Reproduce every line of the items below verbatim, omitting the pictures from your answer.

-- Begin Items --

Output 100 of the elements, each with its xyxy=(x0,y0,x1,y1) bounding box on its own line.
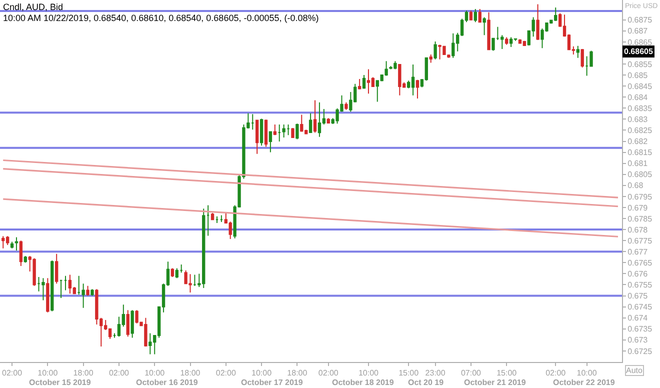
candlestick xyxy=(344,102,348,110)
x-tick-label: 10:00 xyxy=(144,368,166,378)
y-tick-label: 0.6735 xyxy=(628,324,653,334)
x-tick-label: 18:00 xyxy=(73,368,94,378)
y-tick-label: 0.6845 xyxy=(628,82,653,91)
y-tick-label: 0.6835 xyxy=(628,104,653,113)
y-tick-label: 0.674 xyxy=(628,314,648,323)
candlestick xyxy=(148,332,152,355)
x-tick-label: 07:00 xyxy=(460,368,482,378)
candlestick xyxy=(434,41,437,60)
y-tick-label: 0.6865 xyxy=(628,38,653,47)
text: Oct 20 19 xyxy=(408,378,444,387)
y-tick-label: 0.679 xyxy=(628,203,648,212)
candlestick xyxy=(46,278,50,313)
candlestick xyxy=(522,40,526,46)
x-tick-label: 15:00 xyxy=(496,368,518,378)
annotation: 0.68605 xyxy=(624,47,654,56)
candlestick xyxy=(487,12,490,50)
candlestick xyxy=(6,236,10,246)
candlestick xyxy=(68,274,72,294)
candlestick xyxy=(220,214,224,223)
y-tick-label: 0.68 xyxy=(628,181,644,190)
text: 10:00 AM 10/22/2019, 0.68540, 0.68610, 0.68540, 0.68605, -0.00055, (-0.08%) xyxy=(3,13,319,23)
candlestick xyxy=(90,288,94,296)
y-tick-label: 0.677 xyxy=(628,247,648,256)
candlestick xyxy=(313,100,317,134)
candlestick xyxy=(318,102,322,138)
candlestick xyxy=(86,285,90,296)
x-tick-label: 10:00 xyxy=(358,368,380,378)
candlestick xyxy=(576,45,580,58)
text: October 21 2019 xyxy=(464,378,526,387)
text: October 15 2019 xyxy=(29,378,92,387)
candlestick xyxy=(429,54,432,64)
candlestick xyxy=(210,212,214,220)
candlestick xyxy=(416,79,420,99)
text: Auto xyxy=(626,366,644,375)
y-tick-label: 0.678 xyxy=(628,225,648,234)
candlestick xyxy=(478,8,482,23)
candlestick xyxy=(54,253,58,284)
candlestick xyxy=(112,332,116,338)
candlestick xyxy=(291,128,294,138)
x-tick-label: 02:00 xyxy=(318,368,339,378)
y-tick-label: 0.6815 xyxy=(628,148,653,158)
candlestick xyxy=(32,258,36,286)
y-tick-label: 0.6805 xyxy=(628,170,653,180)
candlestick xyxy=(398,64,402,96)
y-tick-label: 0.6825 xyxy=(628,126,653,136)
candlestick xyxy=(482,16,486,36)
candlestick xyxy=(536,4,540,40)
y-tick-label: 0.6785 xyxy=(628,214,653,224)
candlestick xyxy=(308,112,312,134)
candlestick xyxy=(10,241,14,249)
candlestick xyxy=(170,268,174,278)
y-tick-label: 0.6775 xyxy=(628,236,653,246)
candlestick xyxy=(215,216,219,224)
candlestick xyxy=(362,74,366,90)
y-tick-label: 0.6795 xyxy=(628,192,653,202)
y-tick-label: 0.683 xyxy=(628,115,648,124)
candlestick xyxy=(19,240,23,266)
y-tick-label: 0.6855 xyxy=(628,60,653,69)
y-tick-label: 0.675 xyxy=(628,292,648,301)
y-tick-label: 0.6725 xyxy=(628,346,653,356)
candlestick xyxy=(474,8,477,23)
candlestick xyxy=(366,68,370,94)
candlestick xyxy=(50,260,54,312)
candlestick xyxy=(260,118,264,146)
x-tick-label: 02:00 xyxy=(546,368,566,378)
candlestick xyxy=(300,114,304,132)
candlestick xyxy=(505,36,508,46)
chart-title: Cndl, AUD, Bid xyxy=(3,2,64,12)
candlestick xyxy=(14,236,18,252)
candlestick xyxy=(518,38,522,44)
text: October 16 2019 xyxy=(136,378,198,387)
candlestick xyxy=(64,275,68,291)
candlestick xyxy=(469,10,473,20)
candlestick xyxy=(180,264,183,274)
x-tick-label: 02:00 xyxy=(216,368,236,378)
x-tick-label: 02:00 xyxy=(108,368,130,378)
x-tick-label: 23:00 xyxy=(425,368,446,378)
candlestick xyxy=(282,124,286,138)
y-tick-label: 0.687 xyxy=(628,26,648,36)
candlestick xyxy=(126,310,130,338)
candlestick xyxy=(452,32,455,58)
x-tick-label: 02:00 xyxy=(2,368,23,378)
x-tick-label: 10:00 xyxy=(38,368,58,378)
candlestick xyxy=(358,78,362,90)
x-tick-label: 18:00 xyxy=(287,368,308,378)
candlestick xyxy=(59,280,63,298)
y-tick-label: 0.681 xyxy=(628,159,648,168)
x-tick-label: 15:00 xyxy=(398,368,420,378)
text: October 17 2019 xyxy=(241,378,304,387)
y-tick-label: 0.676 xyxy=(628,270,648,279)
candlestick xyxy=(264,119,268,148)
y-tick-label: 0.6755 xyxy=(628,280,653,290)
candlestick xyxy=(268,131,272,153)
y-tick-label: 0.685 xyxy=(628,70,648,80)
text: October 22 2019 xyxy=(553,378,616,387)
candlestick xyxy=(42,278,45,301)
x-tick-label: 10:00 xyxy=(252,368,272,378)
y-tick-label: 0.682 xyxy=(628,137,648,146)
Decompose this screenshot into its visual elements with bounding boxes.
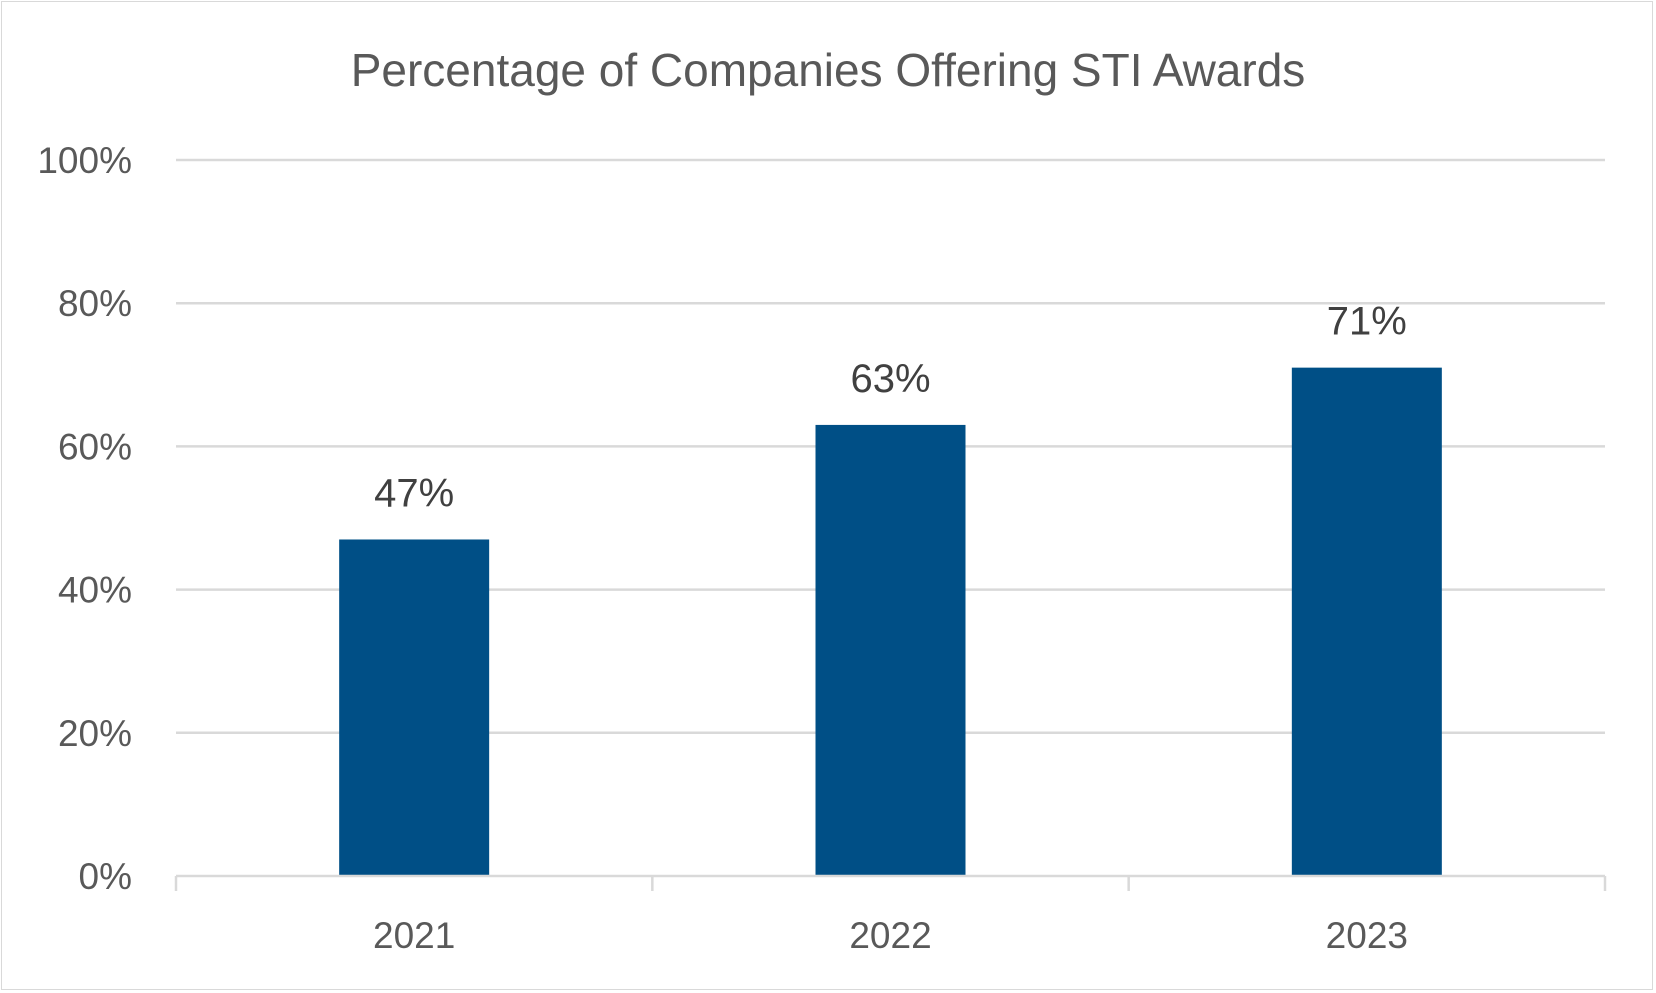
data-label-2021: 47% xyxy=(374,471,454,515)
x-tick-label-2022: 2022 xyxy=(849,915,931,956)
x-tick-label-2023: 2023 xyxy=(1326,915,1408,956)
x-axis-tick-labels: 2021 2022 2023 xyxy=(373,915,1408,956)
y-tick-label: 60% xyxy=(58,426,132,467)
chart-title: Percentage of Companies Offering STI Awa… xyxy=(351,44,1306,96)
bar-2022 xyxy=(815,424,966,876)
data-label-2022: 63% xyxy=(850,357,930,401)
y-tick-label: 100% xyxy=(37,140,132,181)
data-label-2023: 71% xyxy=(1327,300,1407,344)
bar-2023 xyxy=(1291,367,1442,876)
y-tick-label: 80% xyxy=(58,283,132,324)
bar-2021 xyxy=(339,539,490,876)
data-labels: 47% 63% 71% xyxy=(374,300,1407,516)
y-tick-label: 0% xyxy=(79,856,132,897)
y-tick-label: 40% xyxy=(58,570,132,611)
x-tick-label-2021: 2021 xyxy=(373,915,455,956)
y-tick-label: 20% xyxy=(58,713,132,754)
y-axis-tick-labels: 0% 20% 40% 60% 80% 100% xyxy=(37,140,132,897)
bars xyxy=(339,367,1442,876)
x-axis xyxy=(174,874,1607,891)
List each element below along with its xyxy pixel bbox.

-- End Items --

● **Final result**
Output 100 of the elements, each with its xyxy=(x0,y0,x1,y1) bounding box on its own line.
candlestick xyxy=(344,102,348,110)
x-tick-label: 10:00 xyxy=(144,368,166,378)
y-tick-label: 0.6735 xyxy=(628,324,653,334)
x-tick-label: 18:00 xyxy=(73,368,94,378)
y-tick-label: 0.6845 xyxy=(628,82,653,91)
y-tick-label: 0.6835 xyxy=(628,104,653,113)
y-tick-label: 0.674 xyxy=(628,314,648,323)
candlestick xyxy=(148,332,152,355)
x-tick-label: 07:00 xyxy=(460,368,482,378)
candlestick xyxy=(434,41,437,60)
y-tick-label: 0.6865 xyxy=(628,38,653,47)
text: Oct 20 19 xyxy=(408,378,444,387)
y-tick-label: 0.679 xyxy=(628,203,648,212)
candlestick xyxy=(46,278,50,313)
candlestick xyxy=(522,40,526,46)
x-tick-label: 15:00 xyxy=(496,368,518,378)
annotation: 0.68605 xyxy=(624,47,654,56)
candlestick xyxy=(487,12,490,50)
candlestick xyxy=(6,236,10,246)
candlestick xyxy=(68,274,72,294)
candlestick xyxy=(220,214,224,223)
y-tick-label: 0.68 xyxy=(628,181,644,190)
text: 10:00 AM 10/22/2019, 0.68540, 0.68610, 0.68540, 0.68605, -0.00055, (-0.08%) xyxy=(3,13,319,23)
candlestick xyxy=(90,288,94,296)
y-tick-label: 0.677 xyxy=(628,247,648,256)
candlestick xyxy=(313,100,317,134)
candlestick xyxy=(318,102,322,138)
candlestick xyxy=(86,285,90,296)
x-tick-label: 10:00 xyxy=(358,368,380,378)
candlestick xyxy=(576,45,580,58)
text: October 21 2019 xyxy=(464,378,526,387)
text: October 15 2019 xyxy=(29,378,92,387)
candlestick xyxy=(429,54,432,64)
candlestick xyxy=(210,212,214,220)
candlestick xyxy=(416,79,420,99)
text: Auto xyxy=(626,366,644,375)
y-tick-label: 0.678 xyxy=(628,225,648,234)
candlestick xyxy=(478,8,482,23)
candlestick xyxy=(54,253,58,284)
candlestick xyxy=(112,332,116,338)
candlestick xyxy=(291,128,294,138)
x-tick-label: 02:00 xyxy=(318,368,339,378)
y-tick-label: 0.6815 xyxy=(628,148,653,158)
candlestick xyxy=(32,258,36,286)
y-tick-label: 0.6805 xyxy=(628,170,653,180)
candlestick xyxy=(398,64,402,96)
y-tick-label: 0.6825 xyxy=(628,126,653,136)
candlestick xyxy=(482,16,486,36)
candlestick xyxy=(536,4,540,40)
y-tick-label: 0.6785 xyxy=(628,214,653,224)
candlestick xyxy=(308,112,312,134)
candlestick xyxy=(10,241,14,249)
candlestick xyxy=(170,268,174,278)
y-tick-label: 0.6775 xyxy=(628,236,653,246)
candlestick xyxy=(215,216,219,224)
candlestick xyxy=(362,74,366,90)
y-tick-label: 0.6795 xyxy=(628,192,653,202)
y-tick-label: 0.683 xyxy=(628,115,648,124)
candlestick xyxy=(19,240,23,266)
y-tick-label: 0.6855 xyxy=(628,60,653,69)
y-tick-label: 0.675 xyxy=(628,292,648,301)
y-tick-label: 0.6725 xyxy=(628,346,653,356)
candlestick xyxy=(474,8,477,23)
candlestick xyxy=(366,68,370,94)
candlestick xyxy=(50,260,54,312)
candlestick xyxy=(260,118,264,146)
x-tick-label: 02:00 xyxy=(546,368,566,378)
candlestick xyxy=(300,114,304,132)
candlestick xyxy=(505,36,508,46)
chart-title: Cndl, AUD, Bid xyxy=(3,2,64,12)
candlestick xyxy=(14,236,18,252)
candlestick xyxy=(518,38,522,44)
text: October 16 2019 xyxy=(136,378,198,387)
candlestick xyxy=(64,275,68,291)
candlestick xyxy=(469,10,473,20)
candlestick xyxy=(180,264,183,274)
x-tick-label: 02:00 xyxy=(216,368,236,378)
x-tick-label: 02:00 xyxy=(108,368,130,378)
x-tick-label: 23:00 xyxy=(425,368,446,378)
candlestick xyxy=(282,124,286,138)
y-tick-label: 0.687 xyxy=(628,26,648,36)
candlestick xyxy=(126,310,130,338)
candlestick xyxy=(452,32,455,58)
x-tick-label: 02:00 xyxy=(2,368,23,378)
x-tick-label: 10:00 xyxy=(38,368,58,378)
candlestick xyxy=(358,78,362,90)
x-tick-label: 18:00 xyxy=(287,368,308,378)
candlestick xyxy=(59,280,63,298)
y-tick-label: 0.681 xyxy=(628,159,648,168)
x-tick-label: 15:00 xyxy=(398,368,420,378)
text: October 17 2019 xyxy=(241,378,304,387)
y-tick-label: 0.676 xyxy=(628,270,648,279)
candlestick xyxy=(264,119,268,148)
y-tick-label: 0.6755 xyxy=(628,280,653,290)
candlestick xyxy=(268,131,272,153)
y-tick-label: 0.685 xyxy=(628,70,648,80)
text: October 22 2019 xyxy=(553,378,616,387)
candlestick xyxy=(42,278,45,301)
x-tick-label: 10:00 xyxy=(252,368,272,378)
y-tick-label: 0.682 xyxy=(628,137,648,146)
Decompose this screenshot into its visual elements with bounding boxes.
data-label-2021: 47% xyxy=(374,471,454,515)
x-tick-label-2022: 2022 xyxy=(849,915,931,956)
x-tick-label-2023: 2023 xyxy=(1326,915,1408,956)
x-axis-tick-labels: 2021 2022 2023 xyxy=(373,915,1408,956)
y-tick-label: 60% xyxy=(58,426,132,467)
chart-title: Percentage of Companies Offering STI Awa… xyxy=(351,44,1306,96)
bar-2022 xyxy=(815,424,966,876)
data-label-2022: 63% xyxy=(850,357,930,401)
y-tick-label: 100% xyxy=(37,140,132,181)
data-label-2023: 71% xyxy=(1327,300,1407,344)
bar-2023 xyxy=(1291,367,1442,876)
y-tick-label: 80% xyxy=(58,283,132,324)
bar-2021 xyxy=(339,539,490,876)
data-labels: 47% 63% 71% xyxy=(374,300,1407,516)
y-tick-label: 0% xyxy=(79,856,132,897)
y-tick-label: 40% xyxy=(58,570,132,611)
x-tick-label-2021: 2021 xyxy=(373,915,455,956)
y-tick-label: 20% xyxy=(58,713,132,754)
y-axis-tick-labels: 0% 20% 40% 60% 80% 100% xyxy=(37,140,132,897)
bars xyxy=(339,367,1442,876)
x-axis xyxy=(174,874,1607,891)
List each element below along with its xyxy pixel bbox.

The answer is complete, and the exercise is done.